[WHAT IS EXPECTED]: Copy the listing below word for word, leaving out the pictures.

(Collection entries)
☆ ☆ ☆ ☆ ☆ ☆ ☆

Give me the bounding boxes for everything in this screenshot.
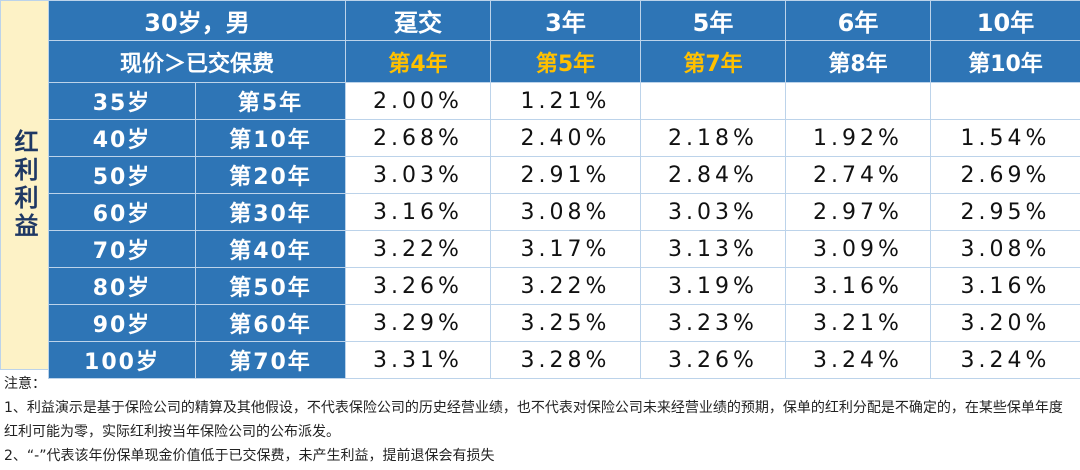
- value-cell: [930, 82, 1080, 120]
- row-label-cell: 70岁: [48, 230, 196, 268]
- value-cell: 2.74%: [785, 156, 931, 194]
- value-cell: 3.25%: [490, 304, 641, 342]
- header-cell: 趸交: [345, 0, 491, 41]
- value-cell: 2.18%: [640, 119, 786, 157]
- value-cell: 3.22%: [490, 267, 641, 305]
- note-line: 注意：: [4, 376, 46, 392]
- row-label-cell: 100岁: [48, 341, 196, 379]
- row-label-cell: 50岁: [48, 156, 196, 194]
- data-row: 35岁 第5年 2.00% 1.21%: [48, 82, 1080, 120]
- value-cell: 1.21%: [490, 82, 641, 120]
- value-cell: 3.24%: [785, 341, 931, 379]
- value-cell: 3.31%: [345, 341, 491, 379]
- value-cell: 2.40%: [490, 119, 641, 157]
- value-cell: 3.03%: [640, 193, 786, 231]
- value-cell: 2.91%: [490, 156, 641, 194]
- header-cell: 第8年: [785, 40, 931, 83]
- side-label-cell: 红利利益: [0, 0, 49, 370]
- data-row: 70岁 第40年 3.22% 3.17% 3.13% 3.09% 3.08%: [48, 230, 1080, 268]
- value-cell: 2.95%: [930, 193, 1080, 231]
- data-row: 80岁 第50年 3.26% 3.22% 3.19% 3.16% 3.16%: [48, 267, 1080, 305]
- row-label-cell: 60岁: [48, 193, 196, 231]
- row-label-cell: 第40年: [195, 230, 346, 268]
- value-cell: 3.29%: [345, 304, 491, 342]
- value-cell: [640, 82, 786, 120]
- row-label-cell: 第20年: [195, 156, 346, 194]
- header-cell: 现价＞已交保费: [48, 40, 346, 83]
- row-label-cell: 第10年: [195, 119, 346, 157]
- row-label-cell: 40岁: [48, 119, 196, 157]
- value-cell: 3.21%: [785, 304, 931, 342]
- side-label: 红利利益: [10, 129, 38, 241]
- row-label-cell: 第30年: [195, 193, 346, 231]
- value-cell: 1.54%: [930, 119, 1080, 157]
- data-row: 100岁 第70年 3.31% 3.28% 3.26% 3.24% 3.24%: [48, 341, 1080, 379]
- value-cell: 3.24%: [930, 341, 1080, 379]
- data-table: 30岁，男 趸交 3年 5年 6年 10年 现价＞已交保费 第4年 第5年 第7年 第8年 第10年 3…: [48, 0, 1080, 379]
- row-label-cell: 第5年: [195, 82, 346, 120]
- row-label-cell: 第60年: [195, 304, 346, 342]
- value-cell: 3.19%: [640, 267, 786, 305]
- value-cell: 3.17%: [490, 230, 641, 268]
- note-line: 2、“-”代表该年份保单现金价值低于已交保费，未产生利益，提前退保会有损失: [4, 448, 495, 464]
- table-body: 30岁，男 趸交 3年 5年 6年 10年 现价＞已交保费 第4年 第5年 第7年 第8年 第10年 3…: [48, 0, 1080, 379]
- row-label-cell: 80岁: [48, 267, 196, 305]
- value-cell: 1.92%: [785, 119, 931, 157]
- value-cell: 3.08%: [930, 230, 1080, 268]
- value-cell: [785, 82, 931, 120]
- value-cell: 3.16%: [345, 193, 491, 231]
- notes: 注意： 1、利益演示是基于保险公司的精算及其他假设，不代表保险公司的历史经营业绩，…: [4, 372, 1076, 468]
- value-cell: 3.20%: [930, 304, 1080, 342]
- value-cell: 3.16%: [785, 267, 931, 305]
- value-cell: 3.03%: [345, 156, 491, 194]
- value-cell: 3.08%: [490, 193, 641, 231]
- header-cell: 5年: [640, 0, 786, 41]
- row-label-cell: 90岁: [48, 304, 196, 342]
- data-row: 60岁 第30年 3.16% 3.08% 3.03% 2.97% 2.95%: [48, 193, 1080, 231]
- value-cell: 2.68%: [345, 119, 491, 157]
- value-cell: 3.26%: [345, 267, 491, 305]
- header-cell: 第7年: [640, 40, 786, 83]
- value-cell: 2.69%: [930, 156, 1080, 194]
- header-cell: 第10年: [930, 40, 1080, 83]
- row-label-cell: 第50年: [195, 267, 346, 305]
- header-row: 30岁，男 趸交 3年 5年 6年 10年: [48, 0, 1080, 41]
- header-cell: 10年: [930, 0, 1080, 41]
- data-row: 90岁 第60年 3.29% 3.25% 3.23% 3.21% 3.20%: [48, 304, 1080, 342]
- value-cell: 2.00%: [345, 82, 491, 120]
- header-cell: 第4年: [345, 40, 491, 83]
- header-cell: 6年: [785, 0, 931, 41]
- value-cell: 3.09%: [785, 230, 931, 268]
- value-cell: 2.97%: [785, 193, 931, 231]
- value-cell: 3.28%: [490, 341, 641, 379]
- note-line: 1、利益演示是基于保险公司的精算及其他假设，不代表保险公司的历史经营业绩，也不代…: [4, 400, 1063, 440]
- value-cell: 2.84%: [640, 156, 786, 194]
- header-row: 现价＞已交保费 第4年 第5年 第7年 第8年 第10年: [48, 40, 1080, 83]
- header-cell: 30岁，男: [48, 0, 346, 41]
- value-cell: 3.13%: [640, 230, 786, 268]
- row-label-cell: 35岁: [48, 82, 196, 120]
- value-cell: 3.22%: [345, 230, 491, 268]
- header-cell: 3年: [490, 0, 641, 41]
- header-cell: 第5年: [490, 40, 641, 83]
- value-cell: 3.23%: [640, 304, 786, 342]
- value-cell: 3.16%: [930, 267, 1080, 305]
- value-cell: 3.26%: [640, 341, 786, 379]
- data-row: 40岁 第10年 2.68% 2.40% 2.18% 1.92% 1.54%: [48, 119, 1080, 157]
- data-row: 50岁 第20年 3.03% 2.91% 2.84% 2.74% 2.69%: [48, 156, 1080, 194]
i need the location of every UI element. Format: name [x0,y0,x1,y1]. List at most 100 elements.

☆ ☆ ☆ ☆ ☆ ☆ ☆

[EXPECTED OUTPUT]:
Give me the bounding boxes for everything in this screenshot.
- value-cell: [930, 82, 1080, 120]
- row-label-cell: 70岁: [48, 230, 196, 268]
- value-cell: 2.74%: [785, 156, 931, 194]
- value-cell: 3.25%: [490, 304, 641, 342]
- header-cell: 趸交: [345, 0, 491, 41]
- value-cell: 2.18%: [640, 119, 786, 157]
- value-cell: 3.22%: [490, 267, 641, 305]
- note-line: 注意：: [4, 376, 46, 392]
- row-label-cell: 100岁: [48, 341, 196, 379]
- row-label-cell: 50岁: [48, 156, 196, 194]
- data-row: 35岁 第5年 2.00% 1.21%: [48, 82, 1080, 120]
- value-cell: 1.21%: [490, 82, 641, 120]
- value-cell: 3.24%: [785, 341, 931, 379]
- value-cell: 3.31%: [345, 341, 491, 379]
- value-cell: 2.40%: [490, 119, 641, 157]
- value-cell: 3.03%: [640, 193, 786, 231]
- value-cell: 2.91%: [490, 156, 641, 194]
- header-cell: 第8年: [785, 40, 931, 83]
- side-label-cell: 红利利益: [0, 0, 49, 370]
- data-row: 70岁 第40年 3.22% 3.17% 3.13% 3.09% 3.08%: [48, 230, 1080, 268]
- value-cell: 2.95%: [930, 193, 1080, 231]
- data-row: 80岁 第50年 3.26% 3.22% 3.19% 3.16% 3.16%: [48, 267, 1080, 305]
- row-label-cell: 60岁: [48, 193, 196, 231]
- row-label-cell: 第40年: [195, 230, 346, 268]
- value-cell: 3.29%: [345, 304, 491, 342]
- value-cell: [640, 82, 786, 120]
- row-label-cell: 第20年: [195, 156, 346, 194]
- header-cell: 现价＞已交保费: [48, 40, 346, 83]
- row-label-cell: 第10年: [195, 119, 346, 157]
- row-label-cell: 40岁: [48, 119, 196, 157]
- value-cell: 3.21%: [785, 304, 931, 342]
- side-label: 红利利益: [10, 129, 38, 241]
- row-label-cell: 第30年: [195, 193, 346, 231]
- value-cell: 1.54%: [930, 119, 1080, 157]
- data-row: 100岁 第70年 3.31% 3.28% 3.26% 3.24% 3.24%: [48, 341, 1080, 379]
- value-cell: 3.24%: [930, 341, 1080, 379]
- data-table: 30岁，男 趸交 3年 5年 6年 10年 现价＞已交保费 第4年 第5年 第7年 第8年 第10年 3…: [48, 0, 1080, 379]
- row-label-cell: 第5年: [195, 82, 346, 120]
- row-label-cell: 第60年: [195, 304, 346, 342]
- value-cell: 3.19%: [640, 267, 786, 305]
- value-cell: 3.17%: [490, 230, 641, 268]
- note-line: 2、“-”代表该年份保单现金价值低于已交保费，未产生利益，提前退保会有损失: [4, 448, 495, 464]
- table-body: 30岁，男 趸交 3年 5年 6年 10年 现价＞已交保费 第4年 第5年 第7年 第8年 第10年 3…: [48, 0, 1080, 379]
- row-label-cell: 80岁: [48, 267, 196, 305]
- value-cell: 1.92%: [785, 119, 931, 157]
- value-cell: 3.08%: [930, 230, 1080, 268]
- value-cell: [785, 82, 931, 120]
- value-cell: 3.16%: [345, 193, 491, 231]
- notes: 注意： 1、利益演示是基于保险公司的精算及其他假设，不代表保险公司的历史经营业绩，…: [4, 372, 1076, 468]
- value-cell: 3.20%: [930, 304, 1080, 342]
- value-cell: 3.16%: [785, 267, 931, 305]
- value-cell: 3.03%: [345, 156, 491, 194]
- value-cell: 3.08%: [490, 193, 641, 231]
- header-cell: 5年: [640, 0, 786, 41]
- row-label-cell: 90岁: [48, 304, 196, 342]
- data-row: 60岁 第30年 3.16% 3.08% 3.03% 2.97% 2.95%: [48, 193, 1080, 231]
- value-cell: 2.68%: [345, 119, 491, 157]
- value-cell: 3.26%: [345, 267, 491, 305]
- header-cell: 第7年: [640, 40, 786, 83]
- value-cell: 2.69%: [930, 156, 1080, 194]
- header-cell: 第10年: [930, 40, 1080, 83]
- row-label-cell: 第50年: [195, 267, 346, 305]
- header-row: 30岁，男 趸交 3年 5年 6年 10年: [48, 0, 1080, 41]
- header-cell: 10年: [930, 0, 1080, 41]
- data-row: 90岁 第60年 3.29% 3.25% 3.23% 3.21% 3.20%: [48, 304, 1080, 342]
- value-cell: 2.00%: [345, 82, 491, 120]
- header-cell: 第4年: [345, 40, 491, 83]
- header-cell: 6年: [785, 0, 931, 41]
- value-cell: 3.09%: [785, 230, 931, 268]
- value-cell: 2.97%: [785, 193, 931, 231]
- value-cell: 3.28%: [490, 341, 641, 379]
- note-line: 1、利益演示是基于保险公司的精算及其他假设，不代表保险公司的历史经营业绩，也不代…: [4, 400, 1063, 440]
- value-cell: 2.84%: [640, 156, 786, 194]
- header-row: 现价＞已交保费 第4年 第5年 第7年 第8年 第10年: [48, 40, 1080, 83]
- header-cell: 30岁，男: [48, 0, 346, 41]
- value-cell: 3.13%: [640, 230, 786, 268]
- row-label-cell: 35岁: [48, 82, 196, 120]
- value-cell: 3.22%: [345, 230, 491, 268]
- header-cell: 3年: [490, 0, 641, 41]
- header-cell: 第5年: [490, 40, 641, 83]
- value-cell: 3.23%: [640, 304, 786, 342]
- value-cell: 3.16%: [930, 267, 1080, 305]
- value-cell: 3.26%: [640, 341, 786, 379]
- data-row: 40岁 第10年 2.68% 2.40% 2.18% 1.92% 1.54%: [48, 119, 1080, 157]
- data-row: 50岁 第20年 3.03% 2.91% 2.84% 2.74% 2.69%: [48, 156, 1080, 194]
i need the location of every UI element. Format: name [x0,y0,x1,y1]. List at most 100 elements.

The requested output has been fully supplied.